§ **What this task involves**
Word for word, quote all of the material, omitting the pictures.

§ **Provided data**
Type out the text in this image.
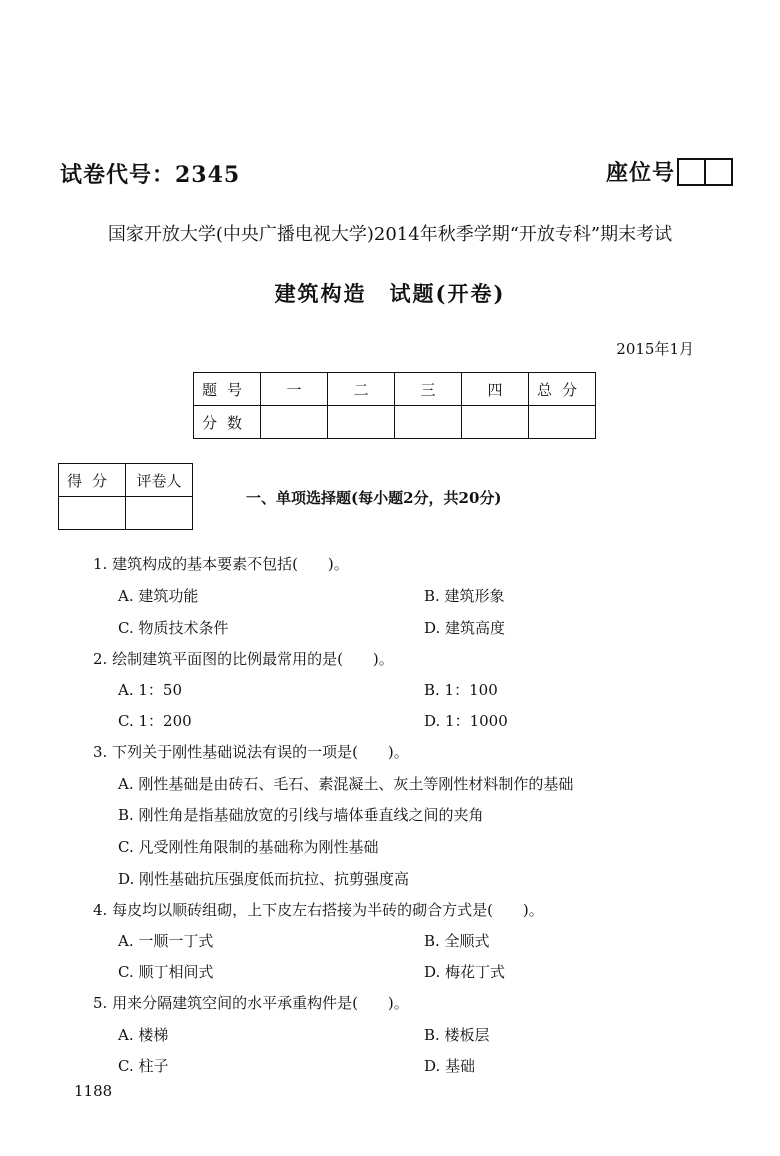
试卷代号：2345	座位号
国家开放大学(中央广播电视大学)2014年秋季学期“开放专科”期末考试
建筑构造　试题(开卷)
2015年1月
题号	一	二	三	四	总分
分数					
得分	评卷人

一、单项选择题(每小题2分，共20分)
1. 建筑构成的基本要素不包括(　　)。
A. 建筑功能	B. 建筑形象
C. 物质技术条件	D. 建筑高度
2. 绘制建筑平面图的比例最常用的是(　　)。
A. 1：50	B. 1：100
C. 1：200	D. 1：1000
3. 下列关于刚性基础说法有误的一项是(　　)。
A. 刚性基础是由砖石、毛石、素混凝土、灰土等刚性材料制作的基础
B. 刚性角是指基础放宽的引线与墙体垂直线之间的夹角
C. 凡受刚性角限制的基础称为刚性基础
D. 刚性基础抗压强度低而抗拉、抗剪强度高
4. 每皮均以顺砖组砌，上下皮左右搭接为半砖的砌合方式是(　　)。
A. 一顺一丁式	B. 全顺式
C. 顺丁相间式	D. 梅花丁式
5. 用来分隔建筑空间的水平承重构件是(　　)。
A. 楼梯	B. 楼板层
C. 柱子	D. 基础
1188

§ **Complete answer**
Type out the text in this image.
试卷代号：2345	座位号
国家开放大学(中央广播电视大学)2014年秋季学期“开放专科”期末考试
建筑构造　试题(开卷)
2015年1月
题号	一	二	三	四	总分
分数					
得分	评卷人

一、单项选择题(每小题2分，共20分)
1. 建筑构成的基本要素不包括(　　)。
A. 建筑功能	B. 建筑形象
C. 物质技术条件	D. 建筑高度
2. 绘制建筑平面图的比例最常用的是(　　)。
A. 1：50	B. 1：100
C. 1：200	D. 1：1000
3. 下列关于刚性基础说法有误的一项是(　　)。
A. 刚性基础是由砖石、毛石、素混凝土、灰土等刚性材料制作的基础
B. 刚性角是指基础放宽的引线与墙体垂直线之间的夹角
C. 凡受刚性角限制的基础称为刚性基础
D. 刚性基础抗压强度低而抗拉、抗剪强度高
4. 每皮均以顺砖组砌，上下皮左右搭接为半砖的砌合方式是(　　)。
A. 一顺一丁式	B. 全顺式
C. 顺丁相间式	D. 梅花丁式
5. 用来分隔建筑空间的水平承重构件是(　　)。
A. 楼梯	B. 楼板层
C. 柱子	D. 基础
1188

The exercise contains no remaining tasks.